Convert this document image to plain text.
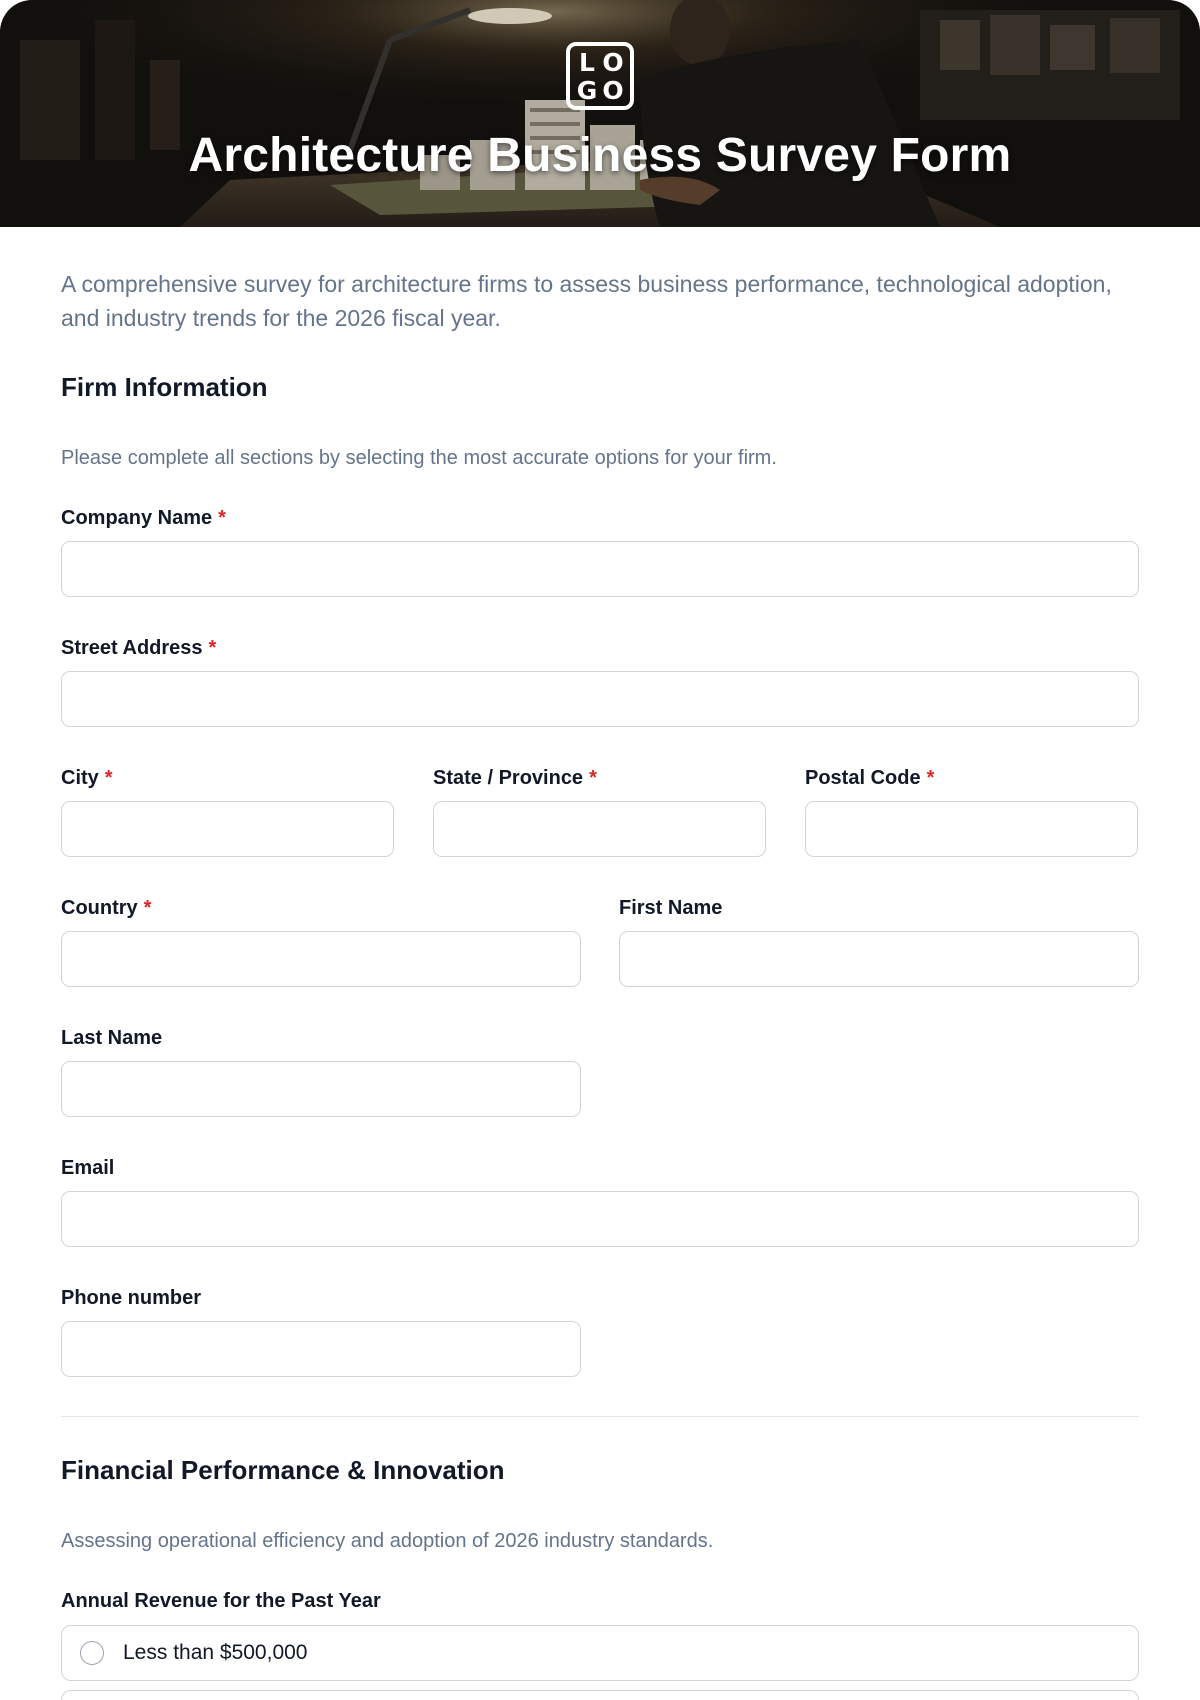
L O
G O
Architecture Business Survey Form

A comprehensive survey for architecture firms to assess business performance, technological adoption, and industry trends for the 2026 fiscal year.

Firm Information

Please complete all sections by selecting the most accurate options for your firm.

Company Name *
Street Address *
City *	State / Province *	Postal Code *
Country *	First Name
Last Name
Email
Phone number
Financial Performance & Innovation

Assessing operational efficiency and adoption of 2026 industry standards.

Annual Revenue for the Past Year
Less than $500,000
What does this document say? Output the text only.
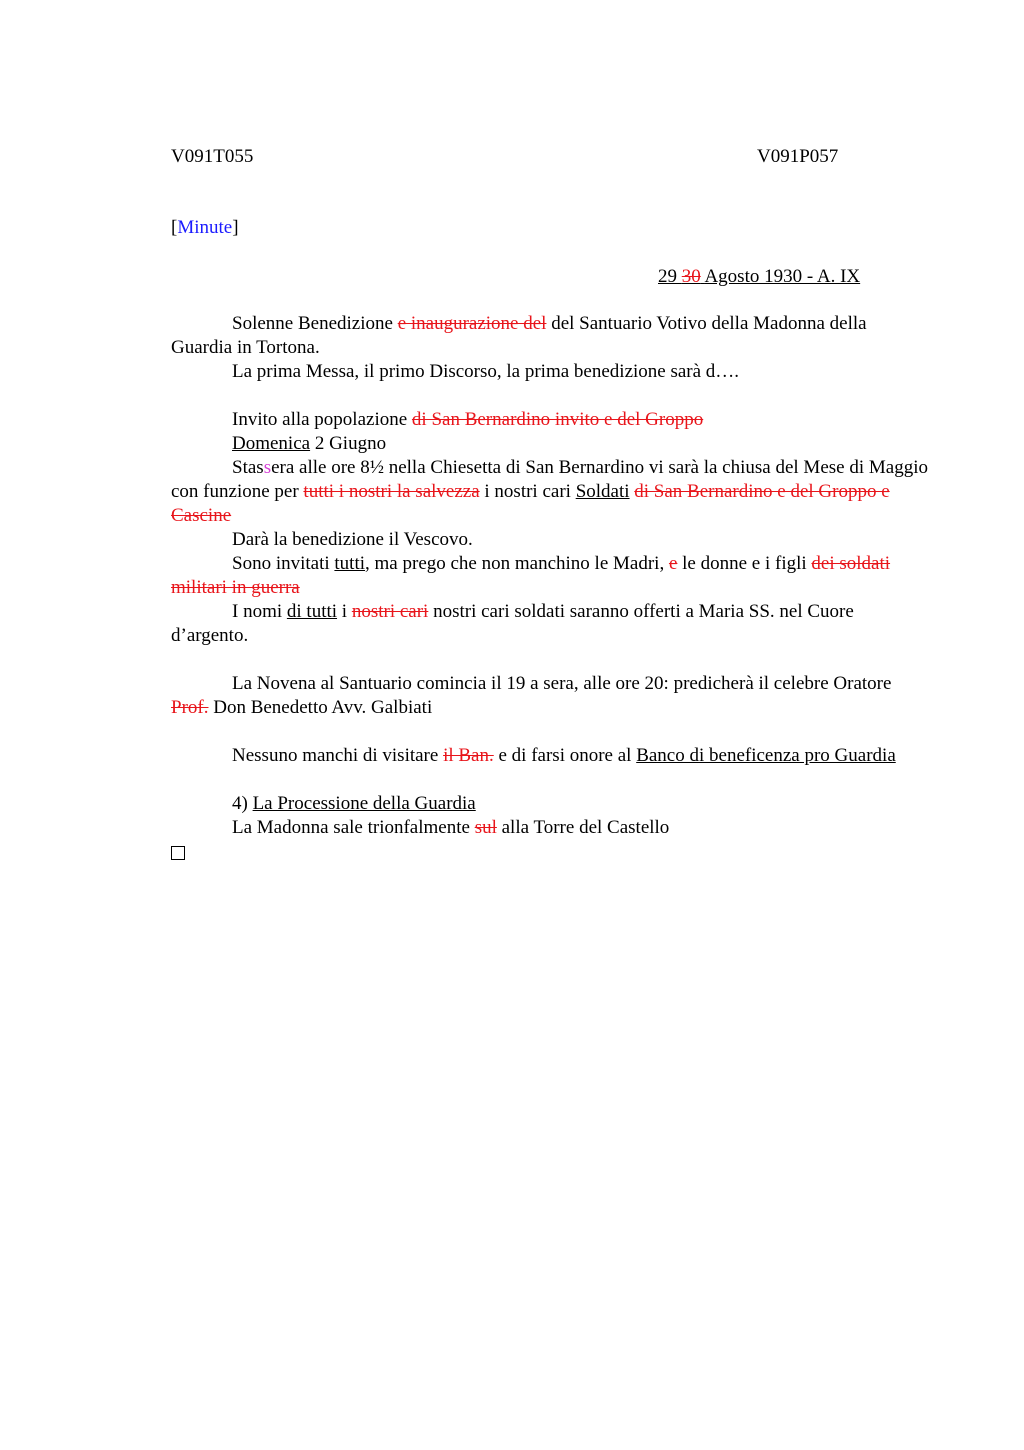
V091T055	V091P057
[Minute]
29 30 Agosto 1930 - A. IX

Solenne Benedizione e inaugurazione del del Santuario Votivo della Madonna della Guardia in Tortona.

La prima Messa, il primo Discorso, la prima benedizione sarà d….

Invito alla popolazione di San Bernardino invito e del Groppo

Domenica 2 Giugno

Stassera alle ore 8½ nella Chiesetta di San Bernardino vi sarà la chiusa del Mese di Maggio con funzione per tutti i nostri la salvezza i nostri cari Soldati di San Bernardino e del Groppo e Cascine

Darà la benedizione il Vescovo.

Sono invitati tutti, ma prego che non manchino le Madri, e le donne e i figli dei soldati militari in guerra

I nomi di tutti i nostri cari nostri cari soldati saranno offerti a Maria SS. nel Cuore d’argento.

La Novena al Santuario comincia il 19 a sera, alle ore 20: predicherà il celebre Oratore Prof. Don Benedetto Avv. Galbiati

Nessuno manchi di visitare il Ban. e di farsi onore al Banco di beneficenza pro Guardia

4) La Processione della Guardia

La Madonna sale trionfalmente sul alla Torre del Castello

**What you will do:**
Leave out the pictures and restate everything else word for word.

**Solution to this problem:**
Convert this document image to plain text.
L O
G O
Architecture Business Survey Form

A comprehensive survey for architecture firms to assess business performance, technological adoption, and industry trends for the 2026 fiscal year.

Firm Information

Please complete all sections by selecting the most accurate options for your firm.

Company Name *
Street Address *
City *	State / Province *	Postal Code *
Country *	First Name
Last Name
Email
Phone number
Financial Performance & Innovation

Assessing operational efficiency and adoption of 2026 industry standards.

Annual Revenue for the Past Year
Less than $500,000
What does this document say? Output the text only.
V091T055	V091P057
[Minute]
29 30 Agosto 1930 - A. IX

Solenne Benedizione e inaugurazione del del Santuario Votivo della Madonna della Guardia in Tortona.

La prima Messa, il primo Discorso, la prima benedizione sarà d….

Invito alla popolazione di San Bernardino invito e del Groppo

Domenica 2 Giugno

Stassera alle ore 8½ nella Chiesetta di San Bernardino vi sarà la chiusa del Mese di Maggio con funzione per tutti i nostri la salvezza i nostri cari Soldati di San Bernardino e del Groppo e Cascine

Darà la benedizione il Vescovo.

Sono invitati tutti, ma prego che non manchino le Madri, e le donne e i figli dei soldati militari in guerra

I nomi di tutti i nostri cari nostri cari soldati saranno offerti a Maria SS. nel Cuore d’argento.

La Novena al Santuario comincia il 19 a sera, alle ore 20: predicherà il celebre Oratore Prof. Don Benedetto Avv. Galbiati

Nessuno manchi di visitare il Ban. e di farsi onore al Banco di beneficenza pro Guardia

4) La Processione della Guardia

La Madonna sale trionfalmente sul alla Torre del Castello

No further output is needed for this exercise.